Challenge: For each line of the data below that holds "name", copy the line.

.....

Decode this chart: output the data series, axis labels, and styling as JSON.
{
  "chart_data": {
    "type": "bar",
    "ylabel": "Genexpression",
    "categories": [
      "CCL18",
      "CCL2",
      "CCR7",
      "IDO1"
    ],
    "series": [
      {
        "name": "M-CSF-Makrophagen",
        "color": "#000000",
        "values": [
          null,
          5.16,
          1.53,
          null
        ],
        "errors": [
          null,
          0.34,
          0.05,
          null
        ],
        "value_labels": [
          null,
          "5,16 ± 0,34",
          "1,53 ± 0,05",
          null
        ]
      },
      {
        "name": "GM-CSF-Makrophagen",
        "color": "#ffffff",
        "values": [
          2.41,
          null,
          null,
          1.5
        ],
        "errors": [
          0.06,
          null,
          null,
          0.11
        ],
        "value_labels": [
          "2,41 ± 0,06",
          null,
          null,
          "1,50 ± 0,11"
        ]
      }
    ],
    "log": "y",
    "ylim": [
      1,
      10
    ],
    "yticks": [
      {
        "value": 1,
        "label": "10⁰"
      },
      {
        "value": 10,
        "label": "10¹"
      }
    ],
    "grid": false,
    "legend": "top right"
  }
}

.....

Exercise result:
        "name": "M-CSF-Makrophagen",
        "name": "GM-CSF-Makrophagen",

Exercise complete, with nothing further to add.